++++ Kutipan Teks

Minggu, 01 Juni 2025
Beranda / Politik dan Hukum / Kepala Biro Pemerintahan Aceh Ungkap Bukti Kepemilikan Empat Pulau yang Diklaim Sumut

Kepala Biro Pemerintahan Aceh Ungkap Bukti Kepemilikan Empat Pulau yang Diklaim Sumut

Kamis, 29 Mei 2025 18:30 WIB

Font: Ukuran: - +

Reporter : Nora

Kepala Biro Pemerintahan dan Otonomi Daerah Setda Aceh, Drs. Syakir, M.Si. Foto: dok Dialeksis


DIALEKSIS.OM | Banda Aceh - Kabar empat pulau Aceh direbut Sumatera Utara Kembali menjadi perbincangan hangat di berbagai kalangan masyarakat Aceh. 

Isu mengenai status keempat pulau ini sejatinya bukan hal baru. Permasalahan kepemilikan pulau-pulau tersebut telah mencuat sejak tahun 2008.

Dalam wawancara ekslusif bersama Dialeksis, Kepala Biro Pemerintahan dan Otonomi Daerah Setda Aceh, Drs. Syakir, M.Si, menyampaikan bahwa Gubernur Aceh pada tahun 2022 telah mengeluarkan surat bantahan atas klaim tersebut. 

Surat bernomor 125.1.10018, yang memuat tanggapan terhadap surat Gubernur Sumatera Utara nomor 125/6614 terkait kepemilikan Pulau Panjang, Pulau Lipan, Pulau Mangkir Kecil/Ketek, dan Pulau Mangkir Besar/Gadang, ditujukan kepada Menteri Dalam Negeri dan ditandatangani oleh Gubernur Aceh saat itu, Nova Iriansyah, tertanggal 4 Juli 2022. 

Dalam surat bantahan tersebut, terdapat enam poin penting yang menjadi dasar penolakan klaim Sumut atas pulau-pulau tersebut.

++++++++
++++ Kumpulan Data

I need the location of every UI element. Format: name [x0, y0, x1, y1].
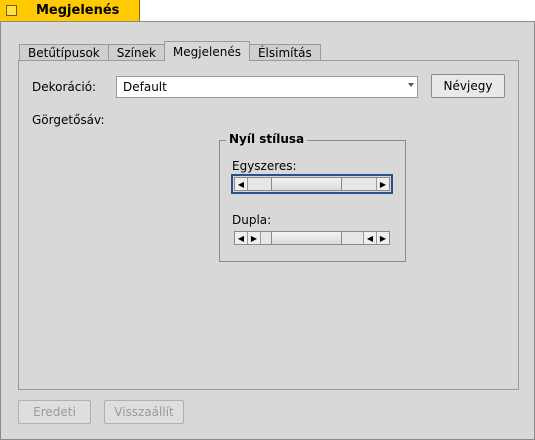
scrollbar-label: Görgetősáv:: [32, 113, 105, 127]
tab-bar: Betűtípusok Színek Megjelenés Élsimítás: [19, 41, 321, 61]
arrow-style-title: Nyíl stílusa: [226, 132, 308, 146]
window-title: Megjelenés: [36, 3, 120, 18]
revert-button[interactable]: Visszaállít: [104, 400, 184, 424]
chevron-down-icon: [408, 83, 414, 87]
tab-antialiasing[interactable]: Élsimítás: [248, 44, 321, 61]
single-arrow-scrollbar-preview[interactable]: ◀ ▶: [231, 174, 393, 194]
decoration-select[interactable]: Default: [116, 76, 418, 98]
tab-colors[interactable]: Színek: [107, 44, 165, 61]
double-arrow-scrollbar-preview[interactable]: ◀ ▶ ◀ ▶: [234, 231, 390, 245]
arrow-right-icon[interactable]: ▶: [248, 232, 261, 244]
scrollbar-thumb[interactable]: [271, 178, 342, 190]
tab-fonts[interactable]: Betűtípusok: [19, 44, 109, 61]
decoration-label: Dekoráció:: [32, 80, 97, 94]
tab-appearance[interactable]: Megjelenés: [163, 41, 250, 61]
window-body: Betűtípusok Színek Megjelenés Élsimítás …: [0, 21, 535, 440]
about-button[interactable]: Névjegy: [431, 74, 505, 98]
arrow-left-icon[interactable]: ◀: [363, 232, 376, 244]
window-tab[interactable]: Megjelenés: [0, 0, 140, 22]
defaults-button[interactable]: Eredeti: [18, 400, 91, 424]
arrow-left-icon[interactable]: ◀: [235, 178, 248, 190]
decoration-select-value: Default: [123, 80, 167, 94]
scrollbar-thumb[interactable]: [271, 232, 342, 244]
close-icon[interactable]: [6, 5, 17, 16]
arrow-style-group: Nyíl stílusa Egyszeres: ◀ ▶ Dupla: ◀ ▶ ◀…: [219, 132, 406, 262]
arrow-right-icon[interactable]: ▶: [376, 232, 389, 244]
tab-panel: Dekoráció: Default Névjegy Görgetősáv: N…: [18, 60, 519, 390]
double-arrow-label: Dupla:: [232, 213, 272, 227]
arrow-right-icon[interactable]: ▶: [376, 178, 389, 190]
single-arrow-label: Egyszeres:: [232, 159, 297, 173]
arrow-left-icon[interactable]: ◀: [235, 232, 248, 244]
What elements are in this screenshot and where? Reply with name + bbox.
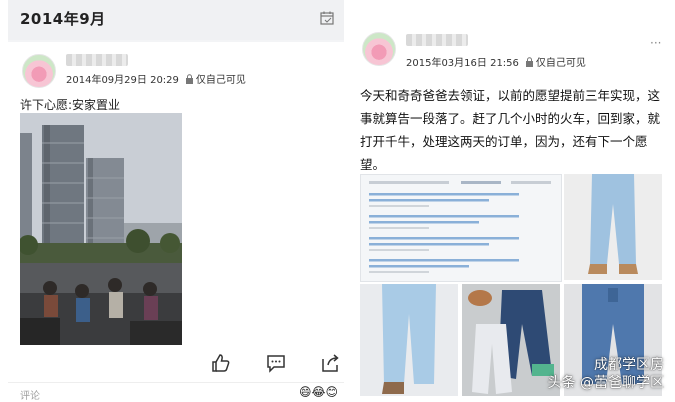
jeans-photo-2[interactable] <box>360 284 458 396</box>
jeans-flatlay-illustration <box>462 284 560 396</box>
blurred-username <box>66 54 128 66</box>
left-post-panel: 2014年9月 2014年09月29日 20:29 仅自己可见 许下心愿:安家置… <box>8 0 344 402</box>
visibility-tag: 仅自己可见 <box>185 71 246 86</box>
post-text: 今天和奇奇爸爸去领证，以前的愿望提前三年实现，这事就算告一段落了。赶了几个小时的… <box>360 88 661 172</box>
emoji-picker[interactable]: 😄😂😊 <box>299 385 338 399</box>
post-timestamp: 2014年09月29日 20:29 <box>66 75 179 86</box>
thumbs-up-icon[interactable] <box>211 353 231 373</box>
post-action-bar <box>8 348 344 378</box>
right-post-panel: 2015年03月16日 21:56 仅自己可见 ··· 今天和奇奇爸爸去领证，以… <box>350 0 670 400</box>
more-menu-icon[interactable]: ··· <box>650 36 661 50</box>
share-icon[interactable] <box>320 353 340 373</box>
post-text: 许下心愿:安家置业 <box>20 98 121 112</box>
left-post-card: 2014年09月29日 20:29 仅自己可见 许下心愿:安家置业 评论 😄😂😊 <box>8 42 344 402</box>
avatar[interactable] <box>22 54 56 88</box>
lock-icon <box>185 73 193 84</box>
order-list-illustration <box>361 175 561 281</box>
post-meta: 2014年09月29日 20:29 仅自己可见 <box>66 71 246 86</box>
comment-bar[interactable]: 评论 😄😂😊 <box>8 382 344 402</box>
jeans-illustration <box>564 174 662 280</box>
order-screenshot-image[interactable] <box>360 174 562 282</box>
post-meta: 2015年03月16日 21:56 仅自己可见 <box>406 54 586 69</box>
blurred-username <box>406 34 468 46</box>
watermark-line1: 成都学区房 <box>594 357 664 373</box>
jeans-flatlay-photo[interactable] <box>462 284 560 396</box>
avatar[interactable] <box>362 32 396 66</box>
calendar-icon[interactable] <box>320 11 334 25</box>
lock-icon <box>525 56 533 67</box>
month-header: 2014年9月 <box>8 0 344 40</box>
watermark-line2: 头条 @蕾爸聊学区 <box>547 375 664 391</box>
jeans-illustration <box>360 284 458 396</box>
visibility-label: 仅自己可见 <box>195 75 246 86</box>
buildings-illustration <box>20 113 182 345</box>
visibility-label: 仅自己可见 <box>535 58 586 69</box>
comment-icon[interactable] <box>266 353 286 373</box>
visibility-tag: 仅自己可见 <box>525 54 586 69</box>
month-title: 2014年9月 <box>20 10 106 28</box>
post-timestamp: 2015年03月16日 21:56 <box>406 58 519 69</box>
post-photo-buildings[interactable] <box>20 113 182 345</box>
jeans-photo-1[interactable] <box>564 174 662 280</box>
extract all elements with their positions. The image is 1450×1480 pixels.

++++++++

• [Tugas yang Dikerjakan]
A: Dalam artikel tentang empat pulau yang diklaim Sumut, siapa yang menandatangani surat bantahan bernomor 125.1.10018?
B: Tuliskan lanjutan artikel tentang empat pulau yang diklaim Sumut, dimulai setelah kalimat terakhir yang tercantum.

• [Jawaban Tugas]
A: Surat itu ditandatangani oleh Gubernur Aceh saat itu, Nova Iriansyah.

B:
1. Sehubungan dengan Surat Gubernur Sumatera Utara Nomor 125/6614 tanggal 14 Juni 2022 perihal Keberadaan 4 (Empat) Pulau di Provinsi Sumatera Utara, dapat kami sampaikan kepada Bapak Menteri beberapa hal sebagai berikut: 

a. Pelaksanaan pembakuan nama-nama pulau dilakukan oleh Tim Nasional Pembakuan Nama Rupabumi tahun 2008 secara terpisah antara Provinsi Sumatera Utara dan Provinsi Aceh, dengan pelaksanaan terlebih dahulu di Provinsi Sumatera Utara, sebagai berikut:

1. Pembakuan nama-nama pulau Provinsi Sumatera Utara pada tanggal 14-16 Mei 2008 di Medan telah memasukkan ke-4 (empat) pulau yaitu Pulau Panjang, Pulau Lipan, Pulau Mangkir Kecil/Ketek dan Pulau Mangkir Besar/Gadang dalam daftar nama-nama pulau di wilayah Provinsi Sumatera Utara.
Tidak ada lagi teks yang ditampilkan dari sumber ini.